• _WORK TO COMPLETE_
Set out every line bearing the string "this".

• _RECORDED DATA_
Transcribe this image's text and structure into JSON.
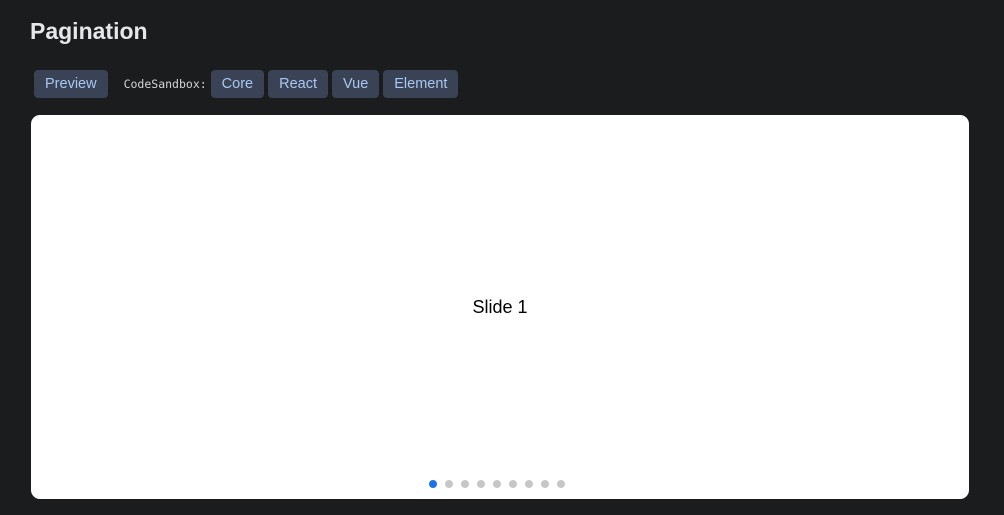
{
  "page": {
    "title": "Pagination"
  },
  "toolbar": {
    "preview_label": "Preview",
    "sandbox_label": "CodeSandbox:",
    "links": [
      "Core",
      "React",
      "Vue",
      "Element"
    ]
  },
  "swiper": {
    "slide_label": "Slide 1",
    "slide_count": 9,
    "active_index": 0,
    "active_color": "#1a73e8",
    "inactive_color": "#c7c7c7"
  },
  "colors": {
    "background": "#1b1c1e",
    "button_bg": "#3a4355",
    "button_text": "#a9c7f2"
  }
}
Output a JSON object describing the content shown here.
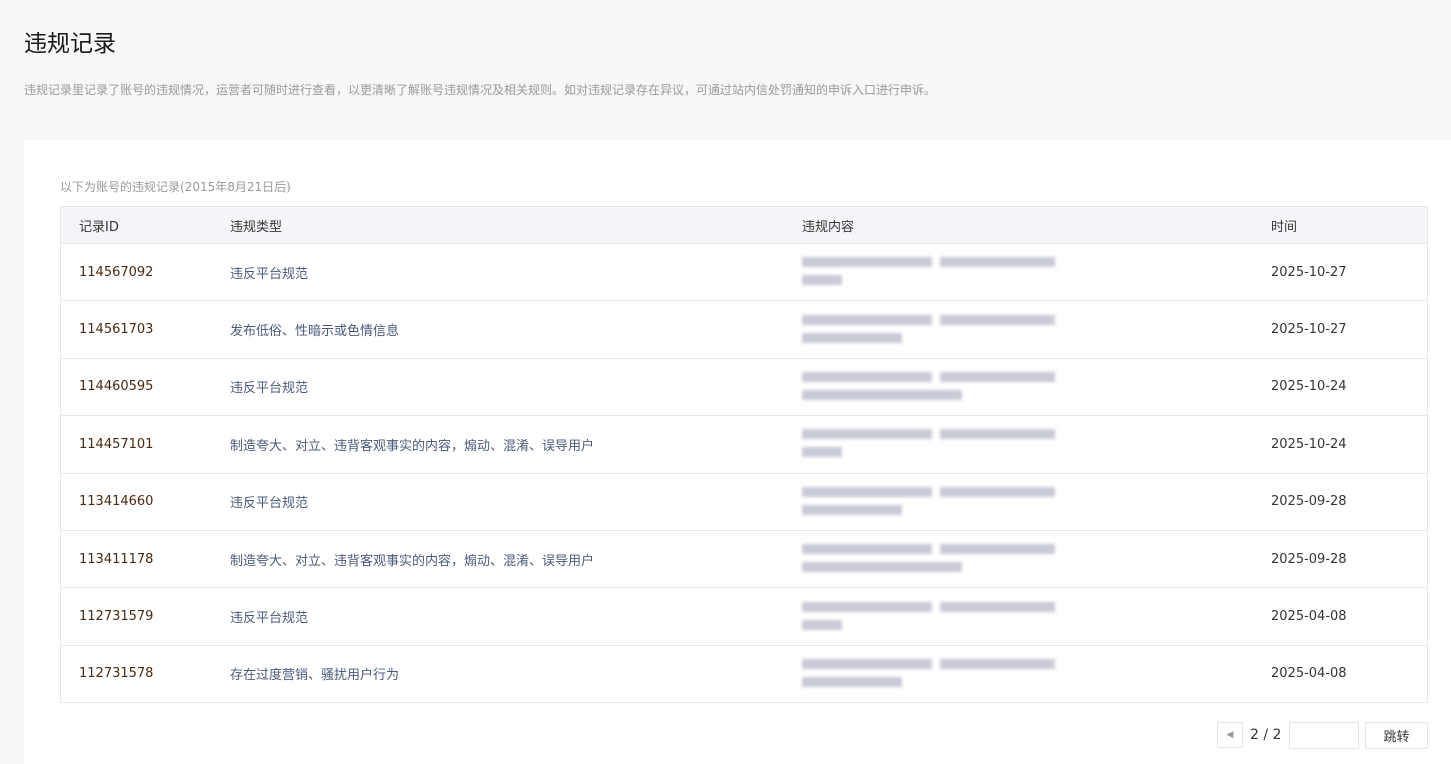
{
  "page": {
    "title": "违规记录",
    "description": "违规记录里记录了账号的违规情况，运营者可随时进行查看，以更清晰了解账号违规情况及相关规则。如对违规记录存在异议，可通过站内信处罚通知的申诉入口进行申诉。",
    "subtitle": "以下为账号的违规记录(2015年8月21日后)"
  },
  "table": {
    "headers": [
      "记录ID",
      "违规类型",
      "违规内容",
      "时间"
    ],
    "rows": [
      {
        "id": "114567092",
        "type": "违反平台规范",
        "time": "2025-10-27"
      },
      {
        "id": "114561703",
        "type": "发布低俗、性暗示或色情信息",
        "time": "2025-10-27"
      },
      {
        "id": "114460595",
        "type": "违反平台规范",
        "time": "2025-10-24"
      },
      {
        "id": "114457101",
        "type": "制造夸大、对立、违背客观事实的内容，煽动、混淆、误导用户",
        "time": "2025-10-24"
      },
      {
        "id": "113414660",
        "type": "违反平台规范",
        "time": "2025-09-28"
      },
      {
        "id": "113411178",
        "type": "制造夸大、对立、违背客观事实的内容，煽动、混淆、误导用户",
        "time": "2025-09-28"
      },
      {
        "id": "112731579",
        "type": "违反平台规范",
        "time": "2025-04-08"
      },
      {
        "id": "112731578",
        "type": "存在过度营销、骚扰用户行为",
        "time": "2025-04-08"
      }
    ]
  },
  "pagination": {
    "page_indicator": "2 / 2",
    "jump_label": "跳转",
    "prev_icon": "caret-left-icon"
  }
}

==

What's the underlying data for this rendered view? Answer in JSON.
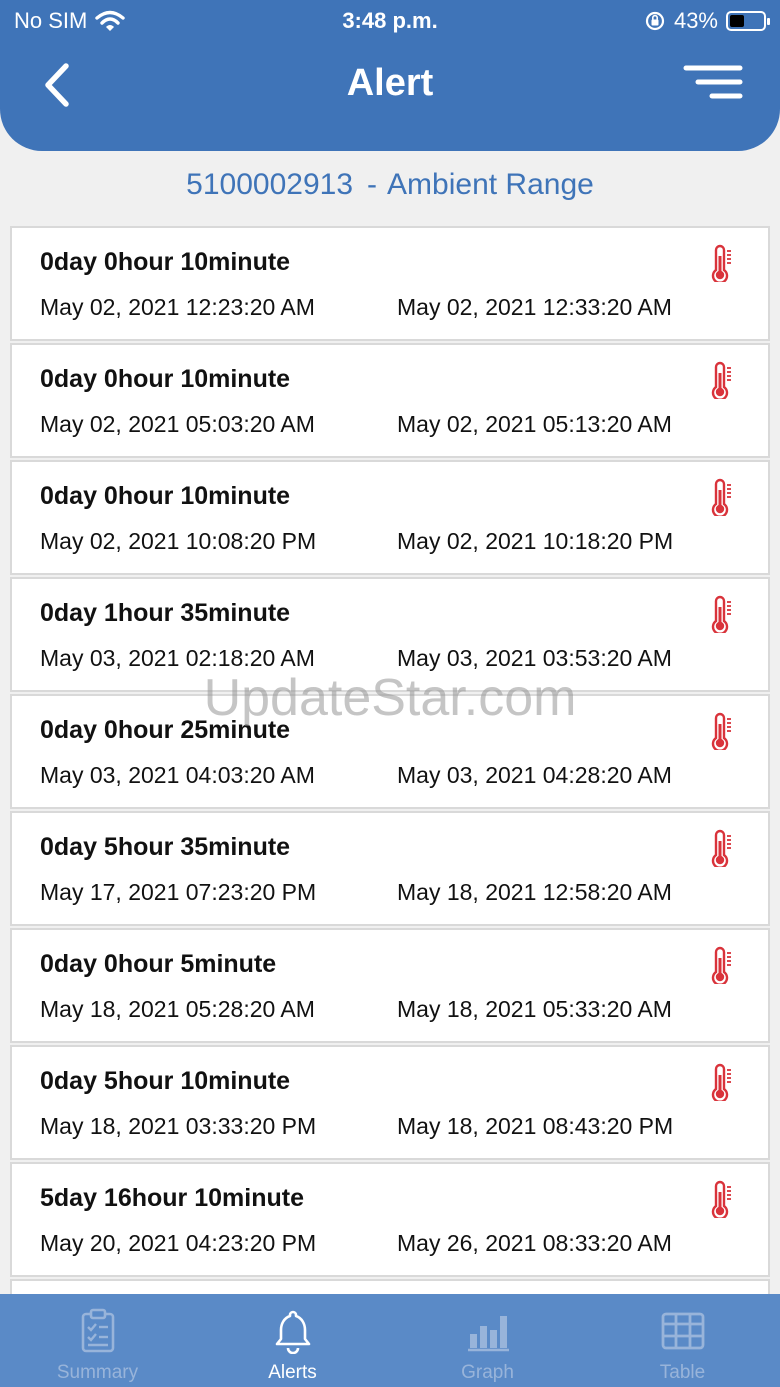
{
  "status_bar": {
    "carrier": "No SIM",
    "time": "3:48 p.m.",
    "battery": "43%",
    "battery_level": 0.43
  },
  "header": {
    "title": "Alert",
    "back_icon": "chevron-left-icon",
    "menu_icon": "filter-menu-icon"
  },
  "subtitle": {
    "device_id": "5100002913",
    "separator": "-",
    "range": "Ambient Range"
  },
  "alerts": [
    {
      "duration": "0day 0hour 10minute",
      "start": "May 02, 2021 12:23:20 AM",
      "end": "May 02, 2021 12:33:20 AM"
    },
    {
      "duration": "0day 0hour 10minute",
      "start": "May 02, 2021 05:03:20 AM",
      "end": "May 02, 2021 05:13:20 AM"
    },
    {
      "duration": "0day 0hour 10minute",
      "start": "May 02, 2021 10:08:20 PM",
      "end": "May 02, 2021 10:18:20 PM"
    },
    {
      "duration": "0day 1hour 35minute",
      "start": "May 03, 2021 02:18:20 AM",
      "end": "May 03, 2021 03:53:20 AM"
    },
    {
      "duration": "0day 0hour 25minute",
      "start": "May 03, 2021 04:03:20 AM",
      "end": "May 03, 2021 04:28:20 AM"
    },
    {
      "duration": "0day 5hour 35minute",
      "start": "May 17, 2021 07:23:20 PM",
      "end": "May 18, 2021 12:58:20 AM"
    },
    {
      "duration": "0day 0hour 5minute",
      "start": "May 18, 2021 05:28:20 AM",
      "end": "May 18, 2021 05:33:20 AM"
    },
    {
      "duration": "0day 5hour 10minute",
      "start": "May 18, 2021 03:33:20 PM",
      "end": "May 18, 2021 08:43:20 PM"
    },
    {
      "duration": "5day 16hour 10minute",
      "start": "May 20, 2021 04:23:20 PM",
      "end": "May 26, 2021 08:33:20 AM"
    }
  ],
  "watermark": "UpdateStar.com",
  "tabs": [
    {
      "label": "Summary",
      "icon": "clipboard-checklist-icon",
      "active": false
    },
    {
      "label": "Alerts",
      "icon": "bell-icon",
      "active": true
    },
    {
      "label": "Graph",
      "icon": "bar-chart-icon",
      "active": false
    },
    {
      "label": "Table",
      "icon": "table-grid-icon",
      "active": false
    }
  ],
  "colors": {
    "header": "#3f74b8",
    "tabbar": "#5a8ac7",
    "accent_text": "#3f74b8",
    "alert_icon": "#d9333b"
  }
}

• _CORRECT RESPONSE_
Transcribe this image's text and structure into JSON.
What's the underlying data for this rendered view? Answer in JSON.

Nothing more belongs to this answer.